-- START OF Material to process --
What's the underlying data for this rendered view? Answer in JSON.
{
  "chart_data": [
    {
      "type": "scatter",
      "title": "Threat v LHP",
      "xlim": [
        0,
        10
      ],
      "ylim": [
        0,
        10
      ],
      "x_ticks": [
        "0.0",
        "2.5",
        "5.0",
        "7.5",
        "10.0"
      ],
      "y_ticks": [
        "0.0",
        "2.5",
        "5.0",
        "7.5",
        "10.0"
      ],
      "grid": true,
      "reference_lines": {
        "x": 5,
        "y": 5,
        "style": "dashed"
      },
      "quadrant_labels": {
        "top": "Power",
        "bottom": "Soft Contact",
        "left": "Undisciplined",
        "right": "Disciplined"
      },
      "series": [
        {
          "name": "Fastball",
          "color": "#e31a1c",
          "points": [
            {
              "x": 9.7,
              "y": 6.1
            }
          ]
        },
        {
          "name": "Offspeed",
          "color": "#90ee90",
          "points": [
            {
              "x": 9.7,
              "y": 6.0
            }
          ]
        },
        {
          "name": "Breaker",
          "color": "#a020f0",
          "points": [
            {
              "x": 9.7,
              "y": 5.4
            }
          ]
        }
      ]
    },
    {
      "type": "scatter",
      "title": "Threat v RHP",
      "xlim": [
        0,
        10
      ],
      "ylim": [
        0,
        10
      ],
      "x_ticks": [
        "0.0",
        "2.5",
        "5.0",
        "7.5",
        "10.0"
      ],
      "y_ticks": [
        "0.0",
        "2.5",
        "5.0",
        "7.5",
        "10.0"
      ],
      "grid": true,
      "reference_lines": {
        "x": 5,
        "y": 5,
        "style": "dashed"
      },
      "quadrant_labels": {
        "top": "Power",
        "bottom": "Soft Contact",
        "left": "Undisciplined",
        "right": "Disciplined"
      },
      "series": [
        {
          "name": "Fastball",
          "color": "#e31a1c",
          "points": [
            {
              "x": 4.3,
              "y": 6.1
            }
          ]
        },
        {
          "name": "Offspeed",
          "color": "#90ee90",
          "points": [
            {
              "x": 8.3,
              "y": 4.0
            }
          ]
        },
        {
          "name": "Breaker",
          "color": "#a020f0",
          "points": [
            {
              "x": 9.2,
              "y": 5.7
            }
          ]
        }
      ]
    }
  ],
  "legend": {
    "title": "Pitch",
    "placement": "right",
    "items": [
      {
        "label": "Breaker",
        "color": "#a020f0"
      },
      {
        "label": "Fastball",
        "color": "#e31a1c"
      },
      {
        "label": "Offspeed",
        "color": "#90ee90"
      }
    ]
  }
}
-- END OF Material to process --
Aim: Give all the records again. Match them exactly.

Expected answer:
What's the underlying data for this rendered view? Answer in JSON.
{
  "chart_data": [
    {
      "type": "scatter",
      "title": "Threat v LHP",
      "xlim": [
        0,
        10
      ],
      "ylim": [
        0,
        10
      ],
      "x_ticks": [
        "0.0",
        "2.5",
        "5.0",
        "7.5",
        "10.0"
      ],
      "y_ticks": [
        "0.0",
        "2.5",
        "5.0",
        "7.5",
        "10.0"
      ],
      "grid": true,
      "reference_lines": {
        "x": 5,
        "y": 5,
        "style": "dashed"
      },
      "quadrant_labels": {
        "top": "Power",
        "bottom": "Soft Contact",
        "left": "Undisciplined",
        "right": "Disciplined"
      },
      "series": [
        {
          "name": "Fastball",
          "color": "#e31a1c",
          "points": [
            {
              "x": 9.7,
              "y": 6.1
            }
          ]
        },
        {
          "name": "Offspeed",
          "color": "#90ee90",
          "points": [
            {
              "x": 9.7,
              "y": 6.0
            }
          ]
        },
        {
          "name": "Breaker",
          "color": "#a020f0",
          "points": [
            {
              "x": 9.7,
              "y": 5.4
            }
          ]
        }
      ]
    },
    {
      "type": "scatter",
      "title": "Threat v RHP",
      "xlim": [
        0,
        10
      ],
      "ylim": [
        0,
        10
      ],
      "x_ticks": [
        "0.0",
        "2.5",
        "5.0",
        "7.5",
        "10.0"
      ],
      "y_ticks": [
        "0.0",
        "2.5",
        "5.0",
        "7.5",
        "10.0"
      ],
      "grid": true,
      "reference_lines": {
        "x": 5,
        "y": 5,
        "style": "dashed"
      },
      "quadrant_labels": {
        "top": "Power",
        "bottom": "Soft Contact",
        "left": "Undisciplined",
        "right": "Disciplined"
      },
      "series": [
        {
          "name": "Fastball",
          "color": "#e31a1c",
          "points": [
            {
              "x": 4.3,
              "y": 6.1
            }
          ]
        },
        {
          "name": "Offspeed",
          "color": "#90ee90",
          "points": [
            {
              "x": 8.3,
              "y": 4.0
            }
          ]
        },
        {
          "name": "Breaker",
          "color": "#a020f0",
          "points": [
            {
              "x": 9.2,
              "y": 5.7
            }
          ]
        }
      ]
    }
  ],
  "legend": {
    "title": "Pitch",
    "placement": "right",
    "items": [
      {
        "label": "Breaker",
        "color": "#a020f0"
      },
      {
        "label": "Fastball",
        "color": "#e31a1c"
      },
      {
        "label": "Offspeed",
        "color": "#90ee90"
      }
    ]
  }
}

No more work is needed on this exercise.